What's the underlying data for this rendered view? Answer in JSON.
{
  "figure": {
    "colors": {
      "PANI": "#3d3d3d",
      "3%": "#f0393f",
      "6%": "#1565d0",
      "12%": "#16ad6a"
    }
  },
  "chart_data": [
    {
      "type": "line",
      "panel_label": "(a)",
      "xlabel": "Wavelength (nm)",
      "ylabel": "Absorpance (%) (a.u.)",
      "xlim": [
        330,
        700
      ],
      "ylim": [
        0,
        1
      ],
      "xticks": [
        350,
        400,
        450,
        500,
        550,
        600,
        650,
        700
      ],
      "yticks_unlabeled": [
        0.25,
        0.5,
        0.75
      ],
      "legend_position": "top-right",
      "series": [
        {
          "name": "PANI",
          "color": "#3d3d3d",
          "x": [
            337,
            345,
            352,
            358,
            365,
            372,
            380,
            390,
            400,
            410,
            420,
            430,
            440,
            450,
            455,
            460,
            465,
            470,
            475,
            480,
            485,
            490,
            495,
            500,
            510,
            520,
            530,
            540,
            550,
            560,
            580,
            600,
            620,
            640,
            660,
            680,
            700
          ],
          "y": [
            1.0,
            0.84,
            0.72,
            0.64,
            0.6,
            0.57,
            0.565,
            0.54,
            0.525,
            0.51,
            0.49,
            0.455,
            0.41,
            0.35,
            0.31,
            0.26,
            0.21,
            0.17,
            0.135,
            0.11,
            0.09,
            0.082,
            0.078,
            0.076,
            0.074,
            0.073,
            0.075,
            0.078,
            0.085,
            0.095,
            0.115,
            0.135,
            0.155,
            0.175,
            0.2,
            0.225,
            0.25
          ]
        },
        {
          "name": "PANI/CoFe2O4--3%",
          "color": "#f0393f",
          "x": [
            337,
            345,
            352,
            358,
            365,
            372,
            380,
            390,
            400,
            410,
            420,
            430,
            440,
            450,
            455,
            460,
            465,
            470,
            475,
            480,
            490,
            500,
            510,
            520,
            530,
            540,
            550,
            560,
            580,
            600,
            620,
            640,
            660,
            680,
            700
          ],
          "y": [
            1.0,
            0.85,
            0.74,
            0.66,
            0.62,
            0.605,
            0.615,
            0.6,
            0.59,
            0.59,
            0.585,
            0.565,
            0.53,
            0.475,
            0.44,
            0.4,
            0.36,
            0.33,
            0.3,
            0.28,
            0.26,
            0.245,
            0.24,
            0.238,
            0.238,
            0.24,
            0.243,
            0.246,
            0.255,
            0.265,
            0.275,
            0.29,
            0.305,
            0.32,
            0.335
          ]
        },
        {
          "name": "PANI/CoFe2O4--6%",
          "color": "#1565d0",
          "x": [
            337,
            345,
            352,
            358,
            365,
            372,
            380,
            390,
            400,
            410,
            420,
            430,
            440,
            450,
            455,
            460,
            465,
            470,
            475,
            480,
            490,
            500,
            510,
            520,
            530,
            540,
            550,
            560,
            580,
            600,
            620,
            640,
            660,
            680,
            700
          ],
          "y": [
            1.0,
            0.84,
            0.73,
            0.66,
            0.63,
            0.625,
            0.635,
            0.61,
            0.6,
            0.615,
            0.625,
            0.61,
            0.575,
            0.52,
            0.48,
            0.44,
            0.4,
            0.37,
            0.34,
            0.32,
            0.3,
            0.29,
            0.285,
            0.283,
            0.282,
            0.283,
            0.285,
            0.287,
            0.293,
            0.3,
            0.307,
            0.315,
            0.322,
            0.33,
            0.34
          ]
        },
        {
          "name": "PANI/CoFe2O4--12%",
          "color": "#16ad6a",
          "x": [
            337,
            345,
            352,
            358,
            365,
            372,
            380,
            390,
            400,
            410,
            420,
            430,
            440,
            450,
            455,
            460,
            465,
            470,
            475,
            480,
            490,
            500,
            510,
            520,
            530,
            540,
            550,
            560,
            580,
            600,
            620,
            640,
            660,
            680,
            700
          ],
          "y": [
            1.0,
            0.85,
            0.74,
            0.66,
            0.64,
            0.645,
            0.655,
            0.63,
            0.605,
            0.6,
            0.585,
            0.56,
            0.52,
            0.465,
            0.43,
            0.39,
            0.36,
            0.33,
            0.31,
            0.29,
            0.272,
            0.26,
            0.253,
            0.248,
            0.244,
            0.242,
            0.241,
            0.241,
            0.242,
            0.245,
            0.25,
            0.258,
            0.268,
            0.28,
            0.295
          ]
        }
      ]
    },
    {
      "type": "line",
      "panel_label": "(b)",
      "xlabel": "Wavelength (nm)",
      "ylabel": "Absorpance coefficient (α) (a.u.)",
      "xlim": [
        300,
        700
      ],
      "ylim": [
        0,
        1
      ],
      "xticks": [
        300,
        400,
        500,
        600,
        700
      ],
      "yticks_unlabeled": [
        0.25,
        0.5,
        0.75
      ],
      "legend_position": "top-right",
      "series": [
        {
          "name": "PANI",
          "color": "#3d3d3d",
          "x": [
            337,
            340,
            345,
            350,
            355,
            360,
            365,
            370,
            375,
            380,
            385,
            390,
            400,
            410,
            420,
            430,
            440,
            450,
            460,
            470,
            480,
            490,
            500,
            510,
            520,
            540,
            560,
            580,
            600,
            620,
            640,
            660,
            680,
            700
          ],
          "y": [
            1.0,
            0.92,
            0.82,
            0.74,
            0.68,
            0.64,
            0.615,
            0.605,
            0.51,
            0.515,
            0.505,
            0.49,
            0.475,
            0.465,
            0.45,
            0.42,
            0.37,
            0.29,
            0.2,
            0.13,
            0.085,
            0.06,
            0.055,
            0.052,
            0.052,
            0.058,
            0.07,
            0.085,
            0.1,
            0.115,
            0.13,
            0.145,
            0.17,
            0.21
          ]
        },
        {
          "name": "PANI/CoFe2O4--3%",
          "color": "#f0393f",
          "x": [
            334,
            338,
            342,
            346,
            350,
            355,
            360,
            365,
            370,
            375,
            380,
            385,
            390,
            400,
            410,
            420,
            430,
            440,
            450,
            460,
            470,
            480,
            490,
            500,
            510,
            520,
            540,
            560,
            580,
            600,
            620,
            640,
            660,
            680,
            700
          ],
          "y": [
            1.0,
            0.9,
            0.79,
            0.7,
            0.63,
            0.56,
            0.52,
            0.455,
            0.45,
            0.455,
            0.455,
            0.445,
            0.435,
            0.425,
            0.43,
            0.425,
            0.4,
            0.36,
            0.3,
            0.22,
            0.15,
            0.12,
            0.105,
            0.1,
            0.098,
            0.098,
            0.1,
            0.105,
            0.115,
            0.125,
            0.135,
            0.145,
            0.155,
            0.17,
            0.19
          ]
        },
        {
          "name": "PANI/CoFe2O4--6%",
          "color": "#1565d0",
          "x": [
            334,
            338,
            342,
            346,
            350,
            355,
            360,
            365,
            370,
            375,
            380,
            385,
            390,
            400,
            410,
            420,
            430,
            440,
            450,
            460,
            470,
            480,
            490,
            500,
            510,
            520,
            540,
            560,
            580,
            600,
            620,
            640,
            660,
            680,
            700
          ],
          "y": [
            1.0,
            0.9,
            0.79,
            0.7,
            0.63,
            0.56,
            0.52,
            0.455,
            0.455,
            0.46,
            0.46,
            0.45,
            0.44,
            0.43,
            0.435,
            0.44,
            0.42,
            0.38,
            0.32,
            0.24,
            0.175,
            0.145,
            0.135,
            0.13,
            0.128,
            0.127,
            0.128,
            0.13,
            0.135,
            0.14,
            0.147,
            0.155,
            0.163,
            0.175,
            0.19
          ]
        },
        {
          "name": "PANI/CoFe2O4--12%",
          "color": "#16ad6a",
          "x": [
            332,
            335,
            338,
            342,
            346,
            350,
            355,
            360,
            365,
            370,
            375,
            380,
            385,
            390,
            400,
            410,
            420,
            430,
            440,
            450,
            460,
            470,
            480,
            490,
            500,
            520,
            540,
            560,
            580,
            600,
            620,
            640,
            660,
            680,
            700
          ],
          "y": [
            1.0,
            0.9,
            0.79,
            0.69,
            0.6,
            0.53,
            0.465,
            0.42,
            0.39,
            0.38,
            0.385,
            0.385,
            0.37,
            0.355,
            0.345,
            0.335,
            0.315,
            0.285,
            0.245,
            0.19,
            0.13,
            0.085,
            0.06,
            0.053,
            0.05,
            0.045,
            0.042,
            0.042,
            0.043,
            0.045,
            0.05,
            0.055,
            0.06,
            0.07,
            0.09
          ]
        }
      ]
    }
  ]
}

* _Problem to solve_: Find every line above that contains the word "ylabel", and return each one.

* _Correct result_:
      "ylabel": "Absorpance (%) (a.u.)",
      "ylabel": "Absorpance coefficient (α) (a.u.)",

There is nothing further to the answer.